*Supplied data*.
########

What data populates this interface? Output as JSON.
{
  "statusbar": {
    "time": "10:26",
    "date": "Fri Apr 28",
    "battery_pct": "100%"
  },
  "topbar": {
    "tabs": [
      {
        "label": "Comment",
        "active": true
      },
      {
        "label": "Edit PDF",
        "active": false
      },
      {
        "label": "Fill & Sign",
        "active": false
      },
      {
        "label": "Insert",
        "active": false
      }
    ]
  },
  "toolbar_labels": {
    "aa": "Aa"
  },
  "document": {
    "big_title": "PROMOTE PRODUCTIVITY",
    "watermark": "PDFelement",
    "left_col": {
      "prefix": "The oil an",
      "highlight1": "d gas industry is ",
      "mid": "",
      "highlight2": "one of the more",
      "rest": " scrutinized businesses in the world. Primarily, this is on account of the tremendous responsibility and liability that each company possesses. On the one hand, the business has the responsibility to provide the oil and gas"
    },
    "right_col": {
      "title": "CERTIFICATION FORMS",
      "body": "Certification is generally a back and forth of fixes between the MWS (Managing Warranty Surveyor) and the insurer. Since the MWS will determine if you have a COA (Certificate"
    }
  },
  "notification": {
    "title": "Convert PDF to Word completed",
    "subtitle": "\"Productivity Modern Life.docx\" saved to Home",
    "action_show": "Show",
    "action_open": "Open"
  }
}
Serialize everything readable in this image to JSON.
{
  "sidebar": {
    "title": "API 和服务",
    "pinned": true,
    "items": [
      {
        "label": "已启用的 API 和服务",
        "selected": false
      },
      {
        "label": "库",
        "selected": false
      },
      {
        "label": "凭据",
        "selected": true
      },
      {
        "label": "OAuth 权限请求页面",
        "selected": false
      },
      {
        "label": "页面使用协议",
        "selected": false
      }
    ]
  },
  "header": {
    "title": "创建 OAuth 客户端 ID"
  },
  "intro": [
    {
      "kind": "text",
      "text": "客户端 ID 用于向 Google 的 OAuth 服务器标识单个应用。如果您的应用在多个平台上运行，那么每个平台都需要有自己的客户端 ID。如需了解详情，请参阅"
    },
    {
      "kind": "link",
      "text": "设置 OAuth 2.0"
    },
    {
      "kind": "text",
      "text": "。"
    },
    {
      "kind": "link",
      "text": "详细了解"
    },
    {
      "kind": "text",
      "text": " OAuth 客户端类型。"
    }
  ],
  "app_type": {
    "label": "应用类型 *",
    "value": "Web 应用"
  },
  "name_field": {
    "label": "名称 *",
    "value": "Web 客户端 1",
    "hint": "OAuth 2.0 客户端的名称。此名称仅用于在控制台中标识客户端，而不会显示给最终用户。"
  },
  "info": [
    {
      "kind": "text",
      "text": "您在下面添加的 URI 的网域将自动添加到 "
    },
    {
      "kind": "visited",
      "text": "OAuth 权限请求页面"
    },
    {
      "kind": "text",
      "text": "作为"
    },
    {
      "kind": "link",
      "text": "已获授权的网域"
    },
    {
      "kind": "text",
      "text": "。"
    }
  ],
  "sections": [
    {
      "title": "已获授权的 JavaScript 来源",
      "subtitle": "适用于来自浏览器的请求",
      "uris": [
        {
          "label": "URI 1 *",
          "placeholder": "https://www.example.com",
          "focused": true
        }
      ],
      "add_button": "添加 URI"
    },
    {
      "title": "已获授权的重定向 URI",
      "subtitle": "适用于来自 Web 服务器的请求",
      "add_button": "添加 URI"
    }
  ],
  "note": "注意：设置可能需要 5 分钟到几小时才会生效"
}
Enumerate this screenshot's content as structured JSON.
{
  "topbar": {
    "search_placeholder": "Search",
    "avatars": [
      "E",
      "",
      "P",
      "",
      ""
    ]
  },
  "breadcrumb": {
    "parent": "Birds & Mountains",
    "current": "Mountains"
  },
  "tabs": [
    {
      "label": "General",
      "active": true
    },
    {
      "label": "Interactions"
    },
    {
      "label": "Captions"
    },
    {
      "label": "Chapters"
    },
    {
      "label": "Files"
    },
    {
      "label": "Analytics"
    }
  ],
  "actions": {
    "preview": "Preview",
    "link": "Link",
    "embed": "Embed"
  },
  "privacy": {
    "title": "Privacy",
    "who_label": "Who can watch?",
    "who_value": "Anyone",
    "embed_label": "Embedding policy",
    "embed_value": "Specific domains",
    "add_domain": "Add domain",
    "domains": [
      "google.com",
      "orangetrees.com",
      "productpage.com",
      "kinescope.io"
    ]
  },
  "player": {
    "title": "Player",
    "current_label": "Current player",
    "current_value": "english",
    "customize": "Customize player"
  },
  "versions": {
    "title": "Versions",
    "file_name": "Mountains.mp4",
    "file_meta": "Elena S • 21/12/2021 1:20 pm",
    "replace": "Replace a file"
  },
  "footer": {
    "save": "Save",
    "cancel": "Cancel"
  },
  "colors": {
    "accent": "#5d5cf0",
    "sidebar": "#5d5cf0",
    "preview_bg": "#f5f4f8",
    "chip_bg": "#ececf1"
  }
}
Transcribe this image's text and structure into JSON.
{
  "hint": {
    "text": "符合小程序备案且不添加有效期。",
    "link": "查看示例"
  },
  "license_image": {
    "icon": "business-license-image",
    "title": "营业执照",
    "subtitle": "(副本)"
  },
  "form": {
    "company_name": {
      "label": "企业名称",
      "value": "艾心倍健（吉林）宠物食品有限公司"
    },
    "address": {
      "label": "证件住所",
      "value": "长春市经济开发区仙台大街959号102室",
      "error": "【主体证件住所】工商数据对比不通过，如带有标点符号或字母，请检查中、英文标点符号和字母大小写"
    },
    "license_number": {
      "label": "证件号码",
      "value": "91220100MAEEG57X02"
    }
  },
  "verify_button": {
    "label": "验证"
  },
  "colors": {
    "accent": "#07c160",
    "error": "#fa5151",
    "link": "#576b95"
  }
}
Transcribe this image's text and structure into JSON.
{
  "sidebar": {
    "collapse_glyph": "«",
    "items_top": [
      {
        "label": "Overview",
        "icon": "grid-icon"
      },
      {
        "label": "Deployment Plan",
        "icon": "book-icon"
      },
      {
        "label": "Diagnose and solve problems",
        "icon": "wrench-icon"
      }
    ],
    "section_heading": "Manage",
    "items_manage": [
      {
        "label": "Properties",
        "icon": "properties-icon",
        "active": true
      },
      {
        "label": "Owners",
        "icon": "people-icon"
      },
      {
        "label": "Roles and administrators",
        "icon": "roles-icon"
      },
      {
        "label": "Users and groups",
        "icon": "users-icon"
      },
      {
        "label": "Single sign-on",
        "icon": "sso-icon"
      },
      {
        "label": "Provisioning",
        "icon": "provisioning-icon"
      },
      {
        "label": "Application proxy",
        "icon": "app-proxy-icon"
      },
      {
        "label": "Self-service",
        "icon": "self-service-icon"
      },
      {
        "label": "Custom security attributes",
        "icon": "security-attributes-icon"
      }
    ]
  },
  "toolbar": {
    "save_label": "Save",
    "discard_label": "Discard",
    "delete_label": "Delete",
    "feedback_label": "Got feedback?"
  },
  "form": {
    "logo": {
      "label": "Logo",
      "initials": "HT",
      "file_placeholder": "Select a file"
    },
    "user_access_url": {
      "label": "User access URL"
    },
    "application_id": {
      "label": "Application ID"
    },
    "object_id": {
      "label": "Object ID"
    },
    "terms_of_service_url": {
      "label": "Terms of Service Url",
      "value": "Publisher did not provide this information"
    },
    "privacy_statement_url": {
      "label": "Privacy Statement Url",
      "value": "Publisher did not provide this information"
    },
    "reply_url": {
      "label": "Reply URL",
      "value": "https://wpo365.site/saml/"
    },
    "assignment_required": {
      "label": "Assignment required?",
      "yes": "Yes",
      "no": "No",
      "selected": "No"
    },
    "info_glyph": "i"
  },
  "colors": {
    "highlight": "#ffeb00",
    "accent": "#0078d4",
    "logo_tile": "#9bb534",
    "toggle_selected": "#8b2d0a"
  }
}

########

*Aim of the exercise*. List each line of the entries that holds the string "hint".

*Task answer*.
    "hint": "OAuth 2.0 客户端的名称。此名称仅用于在控制台中标识客户端，而不会显示给最终用户。"
  "hint": {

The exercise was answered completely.